* [Provided entries]
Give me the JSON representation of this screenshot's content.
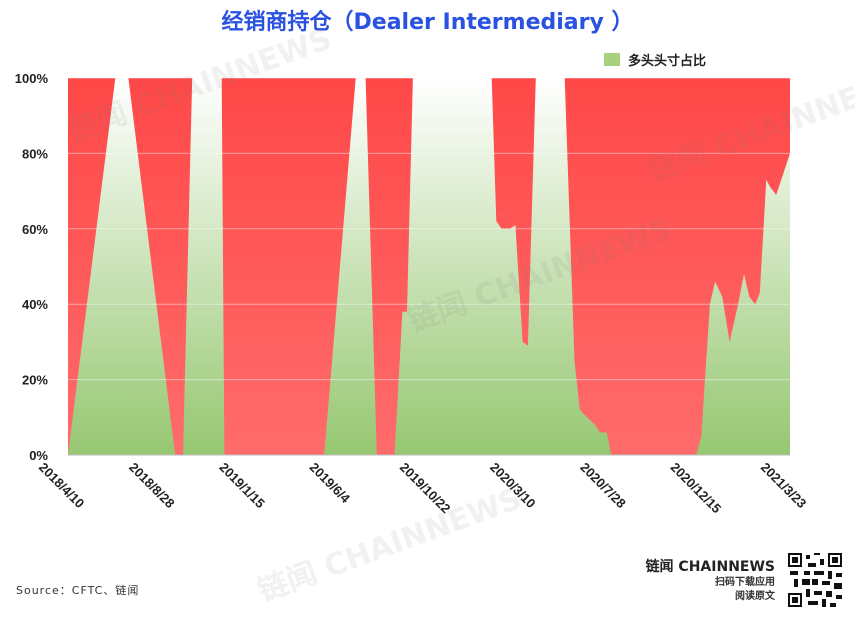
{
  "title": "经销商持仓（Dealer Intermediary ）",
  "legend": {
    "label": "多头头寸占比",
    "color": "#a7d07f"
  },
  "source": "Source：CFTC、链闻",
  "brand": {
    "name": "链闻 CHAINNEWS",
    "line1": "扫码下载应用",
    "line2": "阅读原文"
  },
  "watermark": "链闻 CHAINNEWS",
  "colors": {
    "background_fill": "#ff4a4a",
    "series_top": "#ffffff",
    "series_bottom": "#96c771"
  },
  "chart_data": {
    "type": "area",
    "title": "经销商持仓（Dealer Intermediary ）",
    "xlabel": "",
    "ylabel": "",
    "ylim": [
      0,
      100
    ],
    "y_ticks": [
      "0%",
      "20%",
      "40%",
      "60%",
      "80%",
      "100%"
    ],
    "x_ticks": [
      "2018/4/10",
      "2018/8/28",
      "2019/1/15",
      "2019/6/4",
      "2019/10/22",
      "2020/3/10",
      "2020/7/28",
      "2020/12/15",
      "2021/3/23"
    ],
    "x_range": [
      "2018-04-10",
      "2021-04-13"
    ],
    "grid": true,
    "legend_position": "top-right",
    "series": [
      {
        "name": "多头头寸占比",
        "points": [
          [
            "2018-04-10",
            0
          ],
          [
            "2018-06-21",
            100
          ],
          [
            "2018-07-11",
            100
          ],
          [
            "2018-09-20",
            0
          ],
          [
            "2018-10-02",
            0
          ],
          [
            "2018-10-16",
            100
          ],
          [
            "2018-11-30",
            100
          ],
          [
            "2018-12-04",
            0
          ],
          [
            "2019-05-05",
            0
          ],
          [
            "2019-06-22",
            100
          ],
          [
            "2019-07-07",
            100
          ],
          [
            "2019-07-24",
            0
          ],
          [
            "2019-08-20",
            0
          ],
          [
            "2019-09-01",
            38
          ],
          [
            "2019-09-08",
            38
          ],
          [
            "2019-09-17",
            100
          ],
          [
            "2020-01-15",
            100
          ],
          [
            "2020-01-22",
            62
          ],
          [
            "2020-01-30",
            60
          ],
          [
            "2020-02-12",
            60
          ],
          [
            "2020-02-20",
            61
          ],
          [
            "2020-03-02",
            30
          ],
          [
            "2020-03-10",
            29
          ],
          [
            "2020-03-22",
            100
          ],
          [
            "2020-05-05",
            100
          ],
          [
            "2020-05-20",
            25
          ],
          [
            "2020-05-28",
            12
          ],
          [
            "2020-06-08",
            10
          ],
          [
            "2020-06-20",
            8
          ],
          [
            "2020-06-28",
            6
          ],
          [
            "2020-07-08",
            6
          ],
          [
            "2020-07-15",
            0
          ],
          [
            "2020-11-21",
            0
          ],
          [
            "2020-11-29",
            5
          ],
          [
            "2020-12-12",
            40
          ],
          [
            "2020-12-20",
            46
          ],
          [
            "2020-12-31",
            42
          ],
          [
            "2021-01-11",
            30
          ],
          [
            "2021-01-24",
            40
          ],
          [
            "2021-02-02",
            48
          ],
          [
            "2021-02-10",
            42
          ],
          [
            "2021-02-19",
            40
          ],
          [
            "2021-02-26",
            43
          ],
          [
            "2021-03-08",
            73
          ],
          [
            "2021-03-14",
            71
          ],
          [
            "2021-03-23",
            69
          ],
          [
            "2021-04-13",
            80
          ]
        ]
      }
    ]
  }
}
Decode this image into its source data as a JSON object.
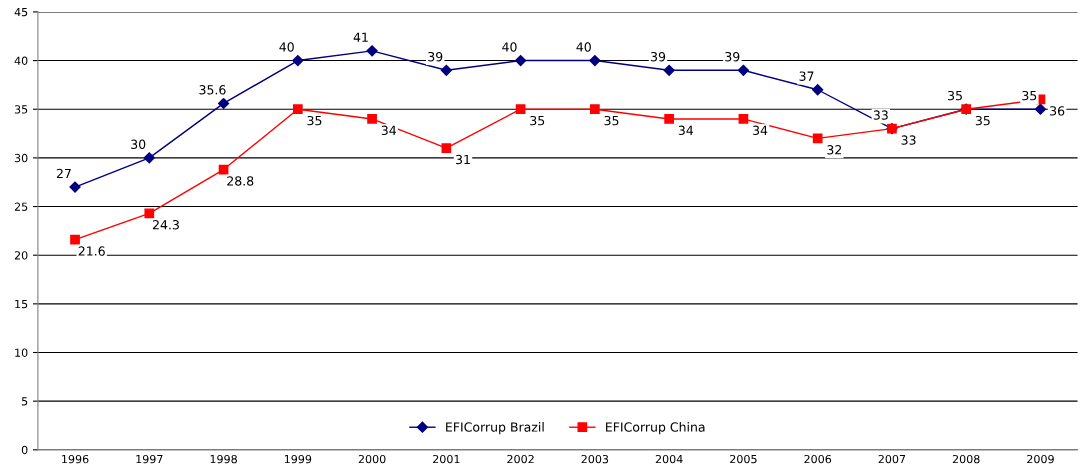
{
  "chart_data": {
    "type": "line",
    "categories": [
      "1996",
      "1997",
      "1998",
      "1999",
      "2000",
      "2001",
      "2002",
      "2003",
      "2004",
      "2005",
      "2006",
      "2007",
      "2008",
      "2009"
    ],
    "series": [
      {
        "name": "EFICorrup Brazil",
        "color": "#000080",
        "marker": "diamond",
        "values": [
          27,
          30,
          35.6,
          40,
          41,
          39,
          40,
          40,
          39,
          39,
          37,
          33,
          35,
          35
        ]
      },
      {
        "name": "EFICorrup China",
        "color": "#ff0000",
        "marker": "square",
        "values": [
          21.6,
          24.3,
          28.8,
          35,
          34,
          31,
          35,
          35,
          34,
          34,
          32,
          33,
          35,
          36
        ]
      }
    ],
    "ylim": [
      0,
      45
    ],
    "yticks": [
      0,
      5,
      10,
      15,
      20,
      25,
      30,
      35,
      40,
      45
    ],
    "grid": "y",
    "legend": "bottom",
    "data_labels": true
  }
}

* [What the exercise asks] Your answer should be only the number of lines that hold the word "经销商持仓".

* [Task solution] 2